--- Begin RECORDS FOR THIS EXERCISE ---
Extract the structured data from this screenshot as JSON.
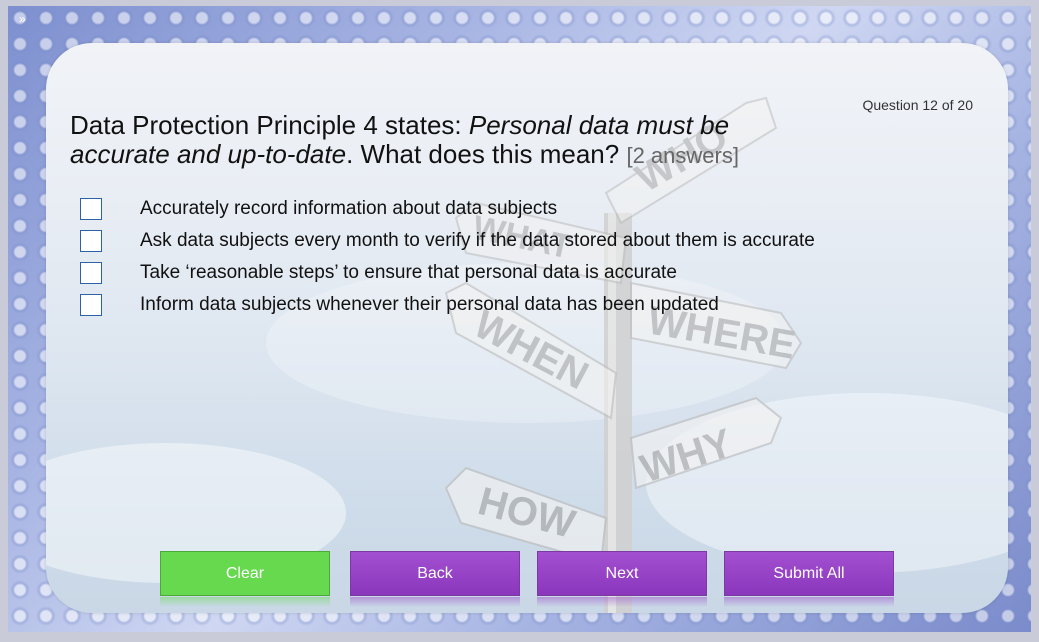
{
  "nav": {
    "collapse_glyph": "»"
  },
  "quiz": {
    "counter": "Question 12 of 20",
    "question_part1": "Data Protection Principle 4 states: ",
    "question_italic": "Personal data must be accurate and up-to-date",
    "question_part2": ". What does this mean? ",
    "question_hint": "[2 answers]",
    "options": [
      "Accurately record information about data subjects",
      "Ask data subjects every month to verify if the data stored about them is accurate",
      "Take ‘reasonable steps’ to ensure that personal data is accurate",
      "Inform data subjects whenever their personal data has been updated"
    ]
  },
  "signpost": {
    "labels": [
      "WHO",
      "WHAT",
      "WHERE",
      "WHEN",
      "WHY",
      "HOW"
    ]
  },
  "buttons": {
    "clear": "Clear",
    "back": "Back",
    "next": "Next",
    "submit": "Submit All"
  },
  "colors": {
    "clear_button": "#66d94e",
    "nav_button": "#9645c8",
    "checkbox_border": "#2c63a8"
  }
}
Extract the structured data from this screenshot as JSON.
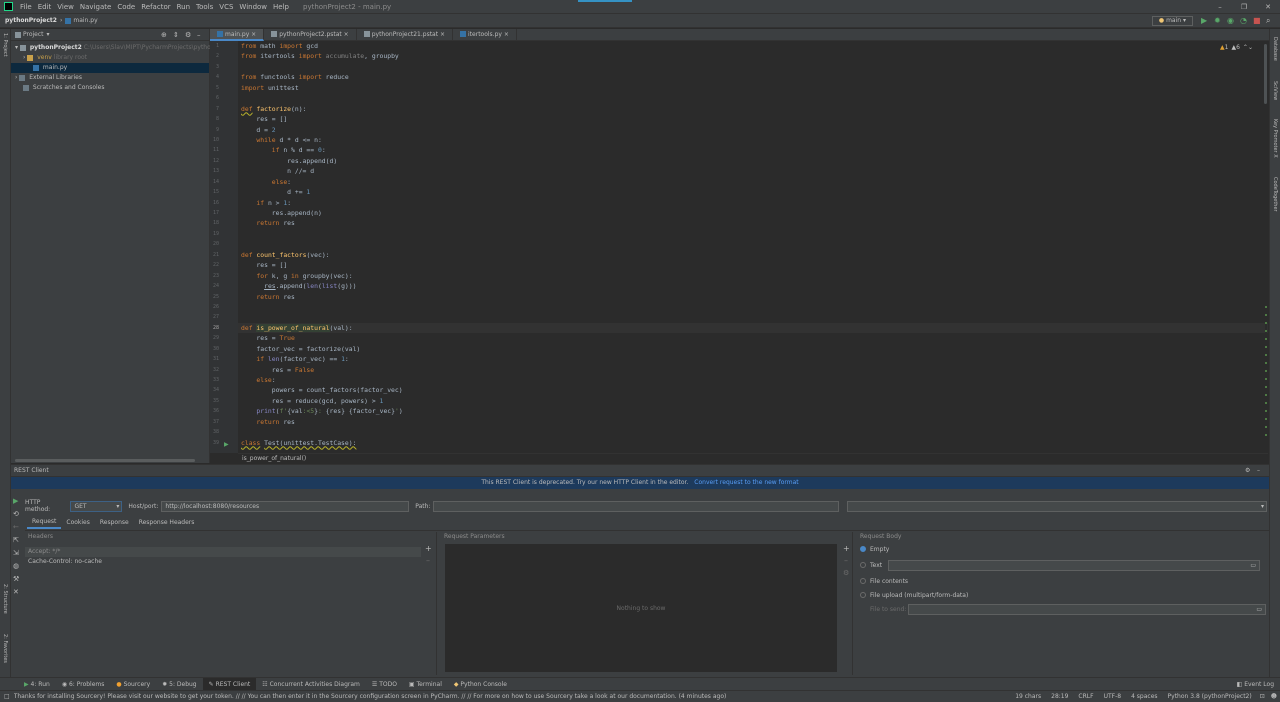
{
  "menu": {
    "items": [
      "File",
      "Edit",
      "View",
      "Navigate",
      "Code",
      "Refactor",
      "Run",
      "Tools",
      "VCS",
      "Window",
      "Help"
    ],
    "window_title": "pythonProject2 - main.py"
  },
  "nav": {
    "project": "pythonProject2",
    "file": "main.py",
    "run_config": "main"
  },
  "left_strip": {
    "project_label": "1: Project",
    "structure_label": "2: Structure",
    "favorites_label": "2: Favorites"
  },
  "right_strip": {
    "database": "Database",
    "sciview": "SciView",
    "key_promoter": "Key Promoter X",
    "codeglance": "CodeTogether"
  },
  "project_panel": {
    "title": "Project",
    "tree": [
      {
        "label": "pythonProject2",
        "path": "C:\\Users\\Slav\\MIPT\\PycharmProjects\\pythonPro"
      },
      {
        "label": "venv",
        "note": "library root"
      },
      {
        "label": "main.py"
      },
      {
        "label": "External Libraries"
      },
      {
        "label": "Scratches and Consoles"
      }
    ]
  },
  "editor": {
    "tabs": [
      "main.py",
      "pythonProject2.pstat",
      "pythonProject21.pstat",
      "itertools.py"
    ],
    "inspection": {
      "warnings": "1",
      "weak": "6"
    },
    "breadcrumb": "is_power_of_natural()"
  },
  "rest": {
    "title": "REST Client",
    "banner": "This REST Client is deprecated. Try our new HTTP Client in the editor.",
    "banner_link": "Convert request to the new format",
    "http_method_label": "HTTP method:",
    "http_method": "GET",
    "host_label": "Host/port:",
    "host": "http://localhost:8080/resources",
    "path_label": "Path:",
    "tabs": [
      "Request",
      "Cookies",
      "Response",
      "Response Headers"
    ],
    "headers_title": "Headers",
    "headers": [
      "Accept: */*",
      "Cache-Control: no-cache"
    ],
    "params_title": "Request Parameters",
    "params_empty": "Nothing to show",
    "body_title": "Request Body",
    "body_options": [
      "Empty",
      "Text",
      "File contents",
      "File upload (multipart/form-data)"
    ],
    "file_to_send": "File to send:"
  },
  "bottom_tabs": [
    "4: Run",
    "6: Problems",
    "Sourcery",
    "5: Debug",
    "REST Client",
    "Concurrent Activities Diagram",
    "TODO",
    "Terminal",
    "Python Console"
  ],
  "event_log": "Event Log",
  "status": {
    "message": "Thanks for installing Sourcery! Please visit our website to get your token. // // You can then enter it in the Sourcery configuration screen in PyCharm. // // For more on how to use Sourcery take a look at our documentation. (4 minutes ago)",
    "chars": "19 chars",
    "pos": "28:19",
    "eol": "CRLF",
    "enc": "UTF-8",
    "indent": "4 spaces",
    "interp": "Python 3.8 (pythonProject2)"
  }
}
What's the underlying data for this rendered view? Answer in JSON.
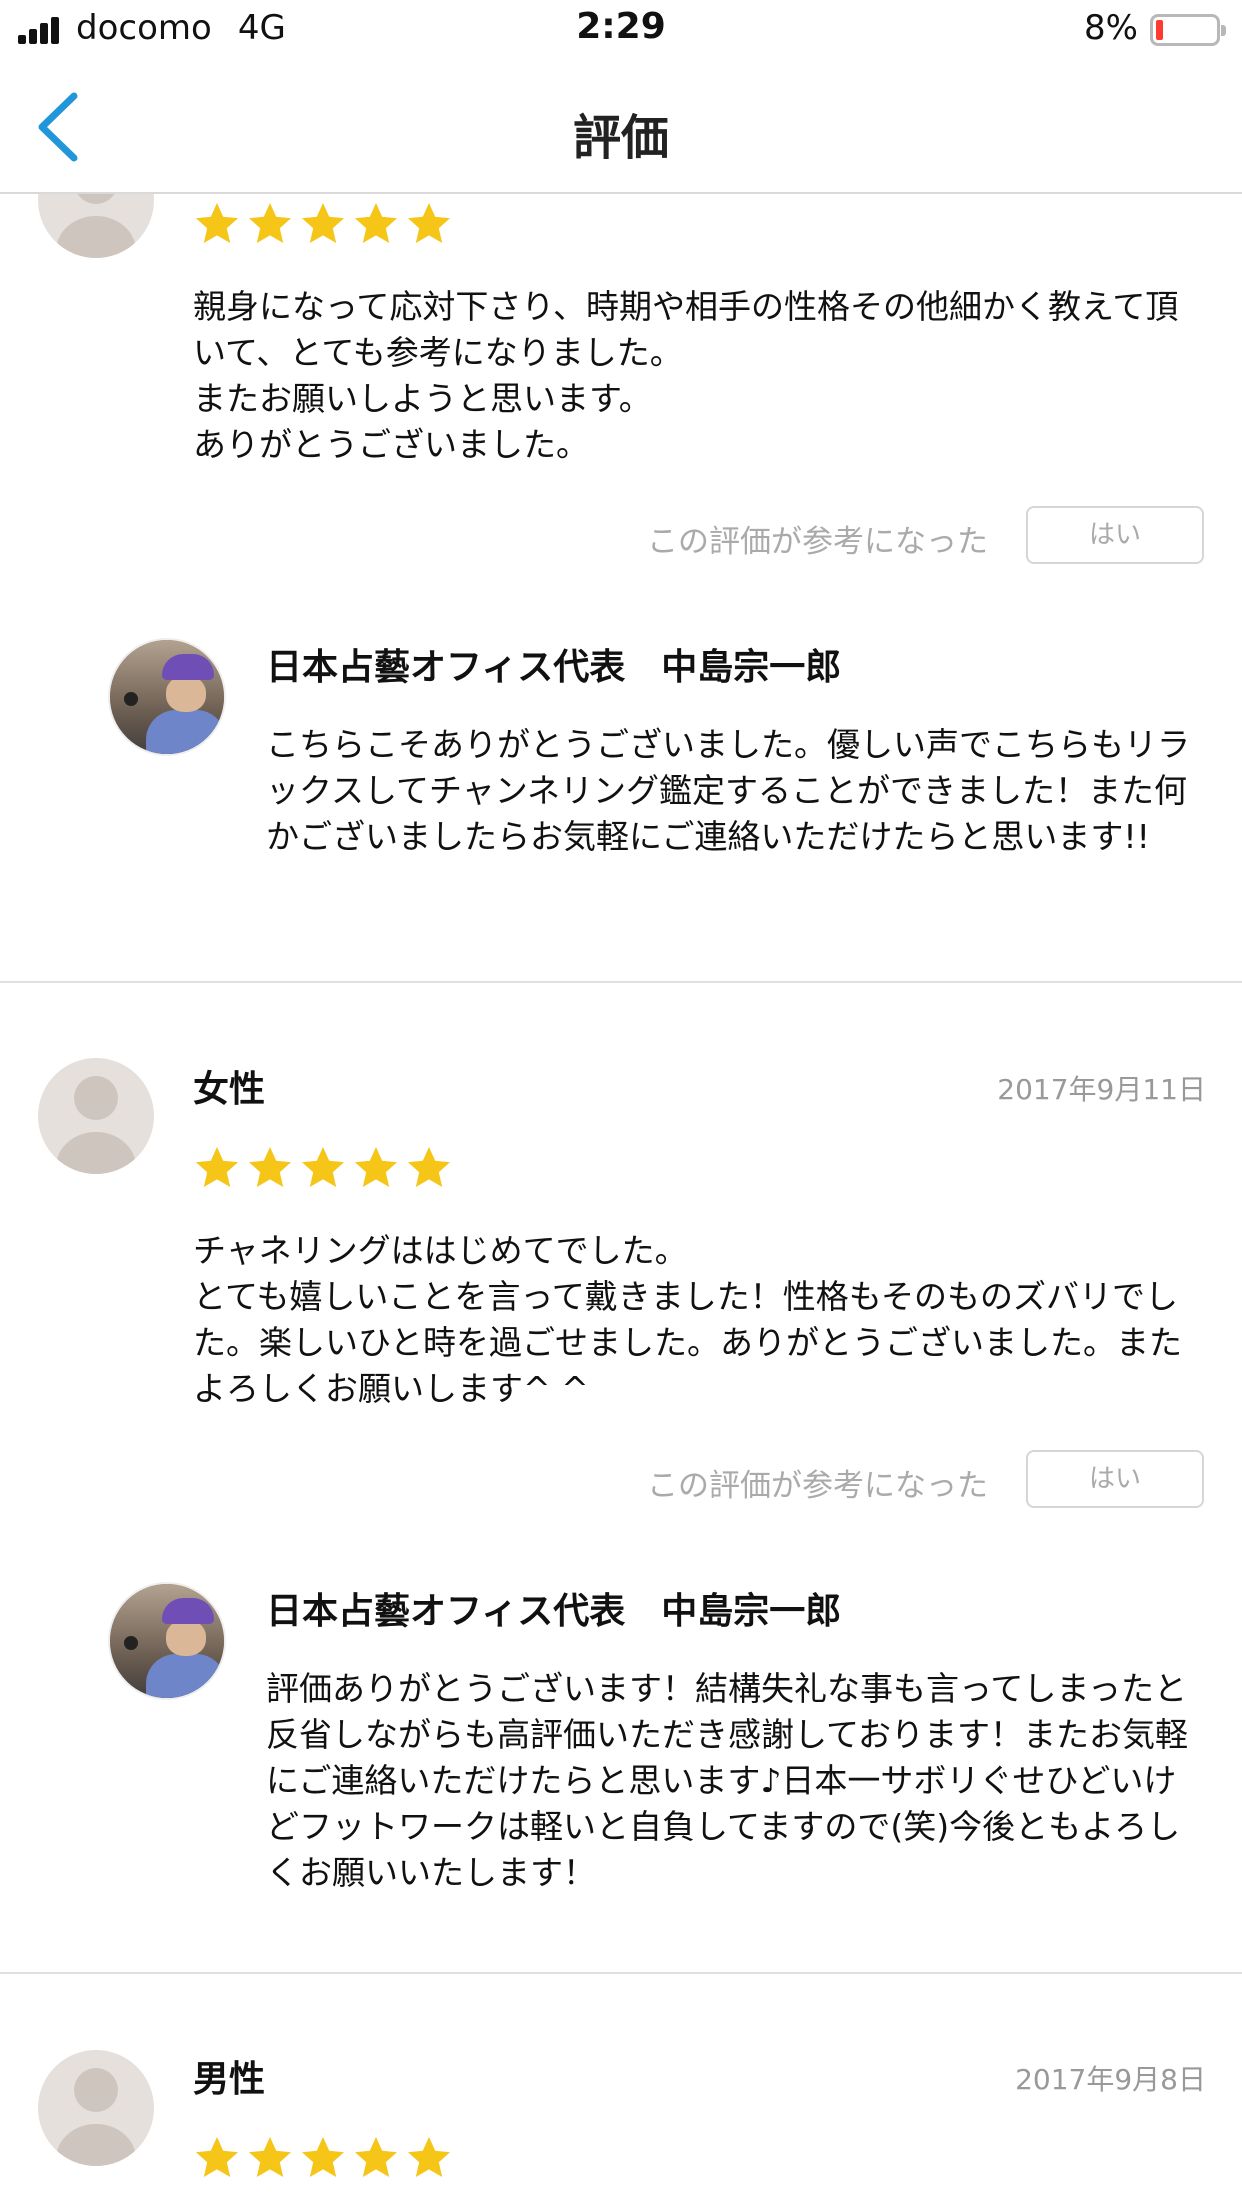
{
  "status_bar": {
    "carrier": "docomo",
    "network": "4G",
    "time": "2:29",
    "battery_percent": "8%",
    "battery_level": 0.08,
    "battery_color": "#ff3b30"
  },
  "nav": {
    "title": "評価",
    "back_icon": "chevron-left-icon",
    "accent": "#2196d8"
  },
  "star_color": "#f5c518",
  "reviews": [
    {
      "gender": "",
      "date": "",
      "rating": 5,
      "text": "親身になって応対下さり、時期や相手の性格その他細かく教えて頂いて、とても参考になりました。\nまたお願いしようと思います。\nありがとうございました。",
      "helpful_label": "この評価が参考になった",
      "helpful_button": "はい",
      "reply": {
        "name": "日本占藝オフィス代表　中島宗一郎",
        "text": "こちらこそありがとうございました。優しい声でこちらもリラックスしてチャンネリング鑑定することができました！また何かございましたらお気軽にご連絡いただけたらと思います!!"
      }
    },
    {
      "gender": "女性",
      "date": "2017年9月11日",
      "rating": 5,
      "text": "チャネリングははじめてでした。\nとても嬉しいことを言って戴きました！性格もそのものズバリでした。楽しいひと時を過ごせました。ありがとうございました。またよろしくお願いします^ ^",
      "helpful_label": "この評価が参考になった",
      "helpful_button": "はい",
      "reply": {
        "name": "日本占藝オフィス代表　中島宗一郎",
        "text": "評価ありがとうございます！結構失礼な事も言ってしまったと反省しながらも高評価いただき感謝しております！またお気軽にご連絡いただけたらと思います♪日本一サボリぐせひどいけどフットワークは軽いと自負してますので(笑)今後ともよろしくお願いいたします！"
      }
    },
    {
      "gender": "男性",
      "date": "2017年9月8日",
      "rating": 5
    }
  ]
}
--- End RECORDS FOR THIS EXERCISE ---
[SET PROBLEM]
Omit all pictures while transcribing the entries verbatim.

[ANSWER TO THE TASK]
Extract the structured data from this screenshot as JSON.
{
  "nav": {
    "collapse_glyph": "»"
  },
  "quiz": {
    "counter": "Question 12 of 20",
    "question_part1": "Data Protection Principle 4 states: ",
    "question_italic": "Personal data must be accurate and up-to-date",
    "question_part2": ". What does this mean? ",
    "question_hint": "[2 answers]",
    "options": [
      "Accurately record information about data subjects",
      "Ask data subjects every month to verify if the data stored about them is accurate",
      "Take ‘reasonable steps’ to ensure that personal data is accurate",
      "Inform data subjects whenever their personal data has been updated"
    ]
  },
  "signpost": {
    "labels": [
      "WHO",
      "WHAT",
      "WHERE",
      "WHEN",
      "WHY",
      "HOW"
    ]
  },
  "buttons": {
    "clear": "Clear",
    "back": "Back",
    "next": "Next",
    "submit": "Submit All"
  },
  "colors": {
    "clear_button": "#66d94e",
    "nav_button": "#9645c8",
    "checkbox_border": "#2c63a8"
  }
}
Extract the structured data from this screenshot as JSON.
{
  "menu": {
    "items": [
      "File",
      "Edit",
      "View",
      "Navigate",
      "Code",
      "Refactor",
      "Run",
      "Tools",
      "VCS",
      "Window",
      "Help"
    ],
    "window_title": "pythonProject2 - main.py"
  },
  "nav": {
    "project": "pythonProject2",
    "file": "main.py",
    "run_config": "main"
  },
  "left_strip": {
    "project_label": "1: Project",
    "structure_label": "2: Structure",
    "favorites_label": "2: Favorites"
  },
  "right_strip": {
    "database": "Database",
    "sciview": "SciView",
    "key_promoter": "Key Promoter X",
    "codeglance": "CodeTogether"
  },
  "project_panel": {
    "title": "Project",
    "tree": [
      {
        "label": "pythonProject2",
        "path": "C:\\Users\\Slav\\MIPT\\PycharmProjects\\pythonPro"
      },
      {
        "label": "venv",
        "note": "library root"
      },
      {
        "label": "main.py"
      },
      {
        "label": "External Libraries"
      },
      {
        "label": "Scratches and Consoles"
      }
    ]
  },
  "editor": {
    "tabs": [
      "main.py",
      "pythonProject2.pstat",
      "pythonProject21.pstat",
      "itertools.py"
    ],
    "inspection": {
      "warnings": "1",
      "weak": "6"
    },
    "breadcrumb": "is_power_of_natural()"
  },
  "rest": {
    "title": "REST Client",
    "banner": "This REST Client is deprecated. Try our new HTTP Client in the editor.",
    "banner_link": "Convert request to the new format",
    "http_method_label": "HTTP method:",
    "http_method": "GET",
    "host_label": "Host/port:",
    "host": "http://localhost:8080/resources",
    "path_label": "Path:",
    "tabs": [
      "Request",
      "Cookies",
      "Response",
      "Response Headers"
    ],
    "headers_title": "Headers",
    "headers": [
      "Accept: */*",
      "Cache-Control: no-cache"
    ],
    "params_title": "Request Parameters",
    "params_empty": "Nothing to show",
    "body_title": "Request Body",
    "body_options": [
      "Empty",
      "Text",
      "File contents",
      "File upload (multipart/form-data)"
    ],
    "file_to_send": "File to send:"
  },
  "bottom_tabs": [
    "4: Run",
    "6: Problems",
    "Sourcery",
    "5: Debug",
    "REST Client",
    "Concurrent Activities Diagram",
    "TODO",
    "Terminal",
    "Python Console"
  ],
  "event_log": "Event Log",
  "status": {
    "message": "Thanks for installing Sourcery! Please visit our website to get your token. // // You can then enter it in the Sourcery configuration screen in PyCharm. // // For more on how to use Sourcery take a look at our documentation. (4 minutes ago)",
    "chars": "19 chars",
    "pos": "28:19",
    "eol": "CRLF",
    "enc": "UTF-8",
    "indent": "4 spaces",
    "interp": "Python 3.8 (pythonProject2)"
  }
}
What's the underlying data for this rendered view? Answer in JSON.
{
  "status_bar": {
    "carrier": "docomo",
    "network": "4G",
    "time": "2:29",
    "battery_percent": "8%",
    "battery_level": 0.08,
    "battery_color": "#ff3b30"
  },
  "nav": {
    "title": "評価",
    "back_icon": "chevron-left-icon",
    "accent": "#2196d8"
  },
  "star_color": "#f5c518",
  "reviews": [
    {
      "gender": "",
      "date": "",
      "rating": 5,
      "text": "親身になって応対下さり、時期や相手の性格その他細かく教えて頂いて、とても参考になりました。\nまたお願いしようと思います。\nありがとうございました。",
      "helpful_label": "この評価が参考になった",
      "helpful_button": "はい",
      "reply": {
        "name": "日本占藝オフィス代表　中島宗一郎",
        "text": "こちらこそありがとうございました。優しい声でこちらもリラックスしてチャンネリング鑑定することができました！また何かございましたらお気軽にご連絡いただけたらと思います!!"
      }
    },
    {
      "gender": "女性",
      "date": "2017年9月11日",
      "rating": 5,
      "text": "チャネリングははじめてでした。\nとても嬉しいことを言って戴きました！性格もそのものズバリでした。楽しいひと時を過ごせました。ありがとうございました。またよろしくお願いします^ ^",
      "helpful_label": "この評価が参考になった",
      "helpful_button": "はい",
      "reply": {
        "name": "日本占藝オフィス代表　中島宗一郎",
        "text": "評価ありがとうございます！結構失礼な事も言ってしまったと反省しながらも高評価いただき感謝しております！またお気軽にご連絡いただけたらと思います♪日本一サボリぐせひどいけどフットワークは軽いと自負してますので(笑)今後ともよろしくお願いいたします！"
      }
    },
    {
      "gender": "男性",
      "date": "2017年9月8日",
      "rating": 5
    }
  ]
}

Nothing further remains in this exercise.